» Short exercise: Below is a block of records; return all of them exactly, but without the images.

[Data records]
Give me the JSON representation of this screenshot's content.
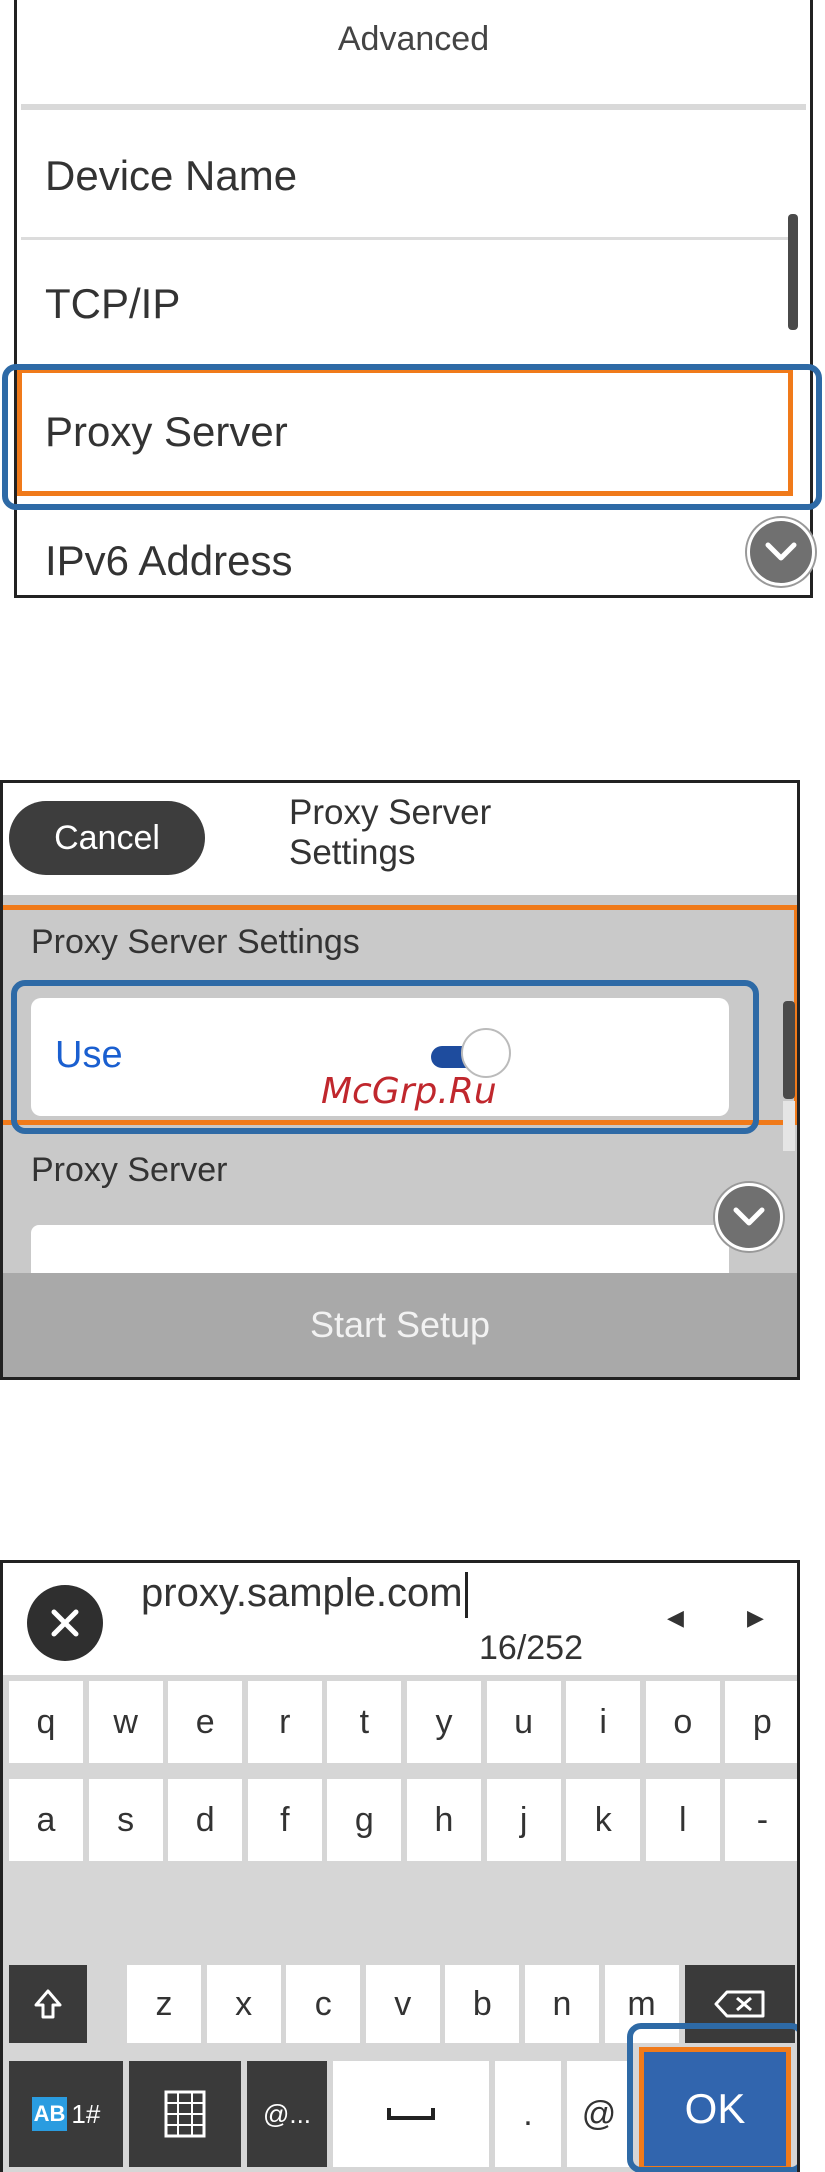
{
  "screen1": {
    "title": "Advanced",
    "items": [
      {
        "label": "Device Name"
      },
      {
        "label": "TCP/IP"
      },
      {
        "label": "Proxy Server",
        "selected": true
      },
      {
        "label": "IPv6 Address"
      }
    ],
    "scroll_down_icon": "chevron-down-icon"
  },
  "screen2": {
    "cancel_label": "Cancel",
    "title_line1": "Proxy Server",
    "title_line2": "Settings",
    "section_label": "Proxy Server Settings",
    "use_label": "Use",
    "use_enabled": true,
    "proxy_server_label": "Proxy Server",
    "start_setup_label": "Start Setup",
    "watermark": "McGrp.Ru"
  },
  "screen3": {
    "input_value": "proxy.sample.com",
    "char_count": "16/252",
    "arrow_left": "◀",
    "arrow_right": "▶",
    "row1": [
      "q",
      "w",
      "e",
      "r",
      "t",
      "y",
      "u",
      "i",
      "o",
      "p"
    ],
    "row2": [
      "a",
      "s",
      "d",
      "f",
      "g",
      "h",
      "j",
      "k",
      "l",
      "-"
    ],
    "row3": [
      "z",
      "x",
      "c",
      "v",
      "b",
      "n",
      "m"
    ],
    "mode_ab": "AB",
    "mode_num": "1#",
    "at_dots": "@...",
    "dot": ".",
    "at": "@",
    "ok_label": "OK"
  },
  "colors": {
    "highlight_blue": "#2e6aa6",
    "focus_orange": "#f07a1a",
    "ok_blue": "#3165ae",
    "use_blue": "#1a5fd0"
  }
}
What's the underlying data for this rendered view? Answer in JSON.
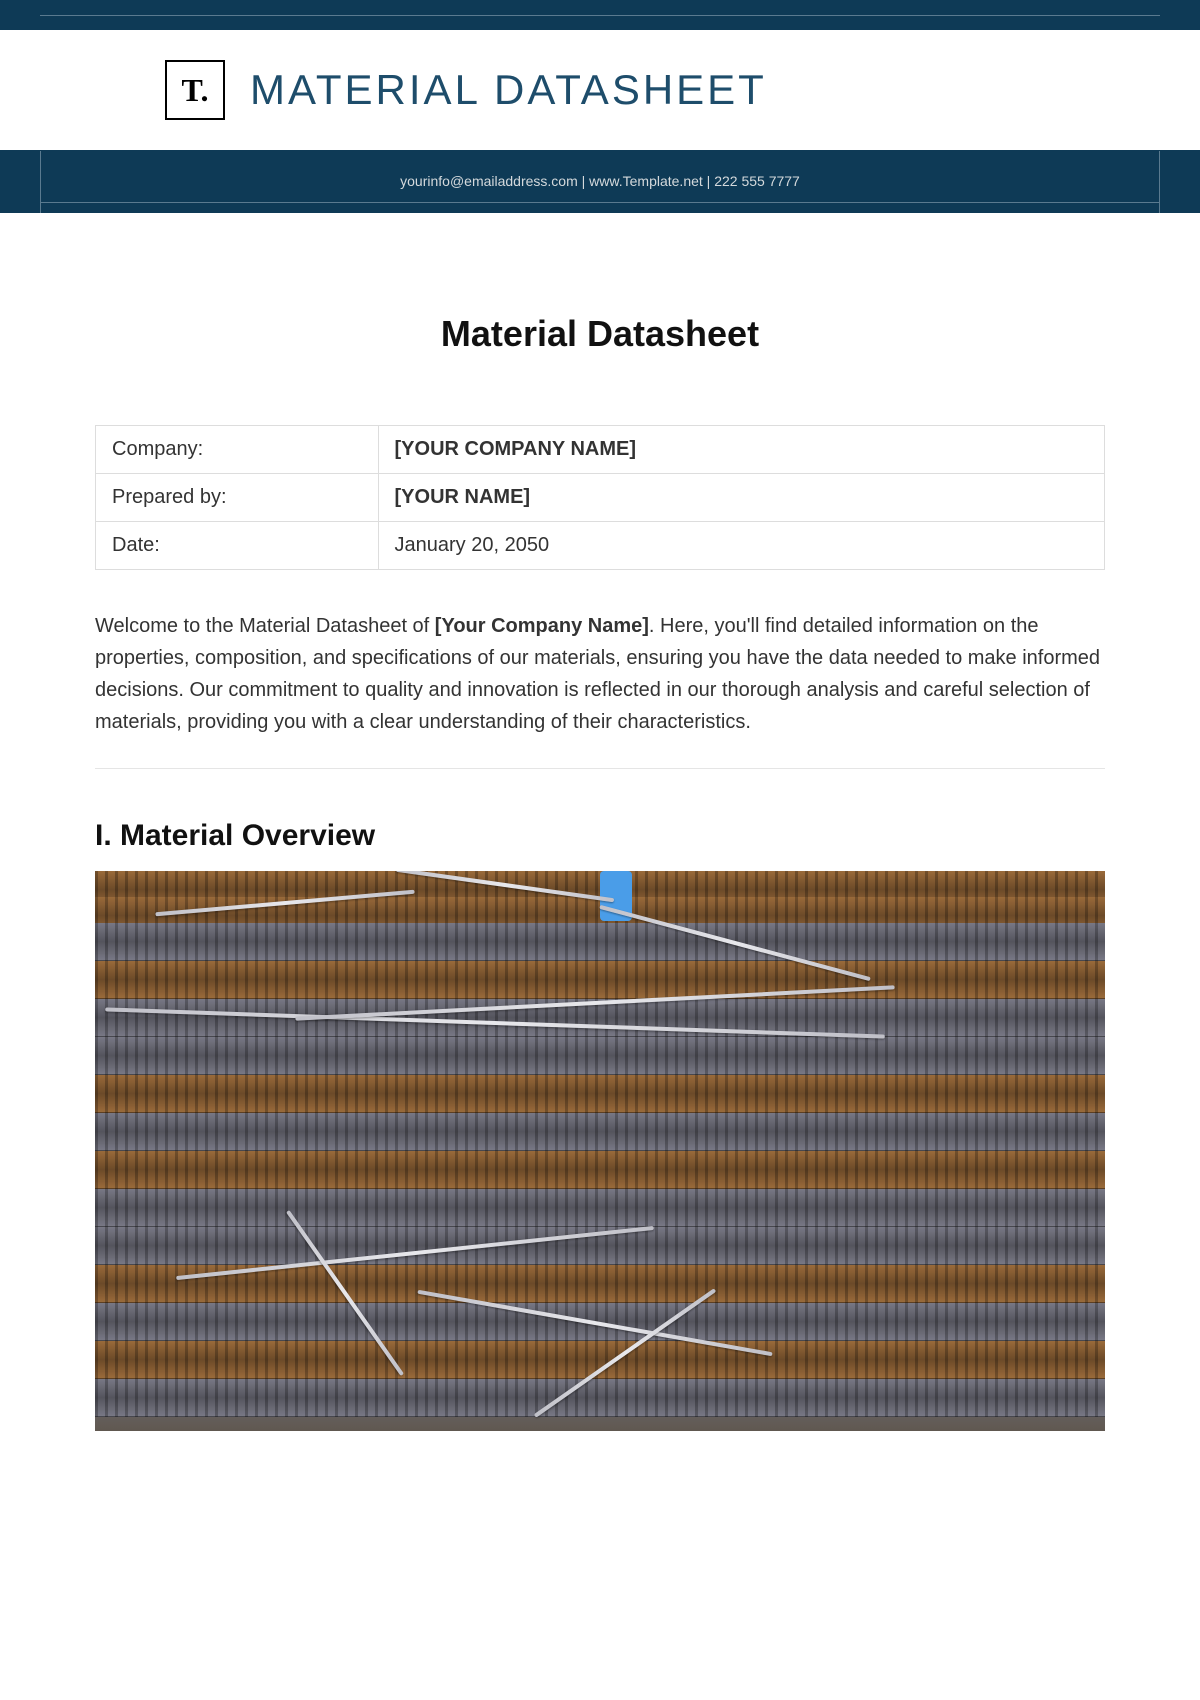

» Result for this task:
Give me the JSON representation of this screenshot's content.
{
  "screen1": {
    "title": "Advanced",
    "items": [
      {
        "label": "Device Name"
      },
      {
        "label": "TCP/IP"
      },
      {
        "label": "Proxy Server",
        "selected": true
      },
      {
        "label": "IPv6 Address"
      }
    ],
    "scroll_down_icon": "chevron-down-icon"
  },
  "screen2": {
    "cancel_label": "Cancel",
    "title_line1": "Proxy Server",
    "title_line2": "Settings",
    "section_label": "Proxy Server Settings",
    "use_label": "Use",
    "use_enabled": true,
    "proxy_server_label": "Proxy Server",
    "start_setup_label": "Start Setup",
    "watermark": "McGrp.Ru"
  },
  "screen3": {
    "input_value": "proxy.sample.com",
    "char_count": "16/252",
    "arrow_left": "◀",
    "arrow_right": "▶",
    "row1": [
      "q",
      "w",
      "e",
      "r",
      "t",
      "y",
      "u",
      "i",
      "o",
      "p"
    ],
    "row2": [
      "a",
      "s",
      "d",
      "f",
      "g",
      "h",
      "j",
      "k",
      "l",
      "-"
    ],
    "row3": [
      "z",
      "x",
      "c",
      "v",
      "b",
      "n",
      "m"
    ],
    "mode_ab": "AB",
    "mode_num": "1#",
    "at_dots": "@...",
    "dot": ".",
    "at": "@",
    "ok_label": "OK"
  },
  "colors": {
    "highlight_blue": "#2e6aa6",
    "focus_orange": "#f07a1a",
    "ok_blue": "#3165ae",
    "use_blue": "#1a5fd0"
  }
}
What's the underlying data for this rendered view? Answer in JSON.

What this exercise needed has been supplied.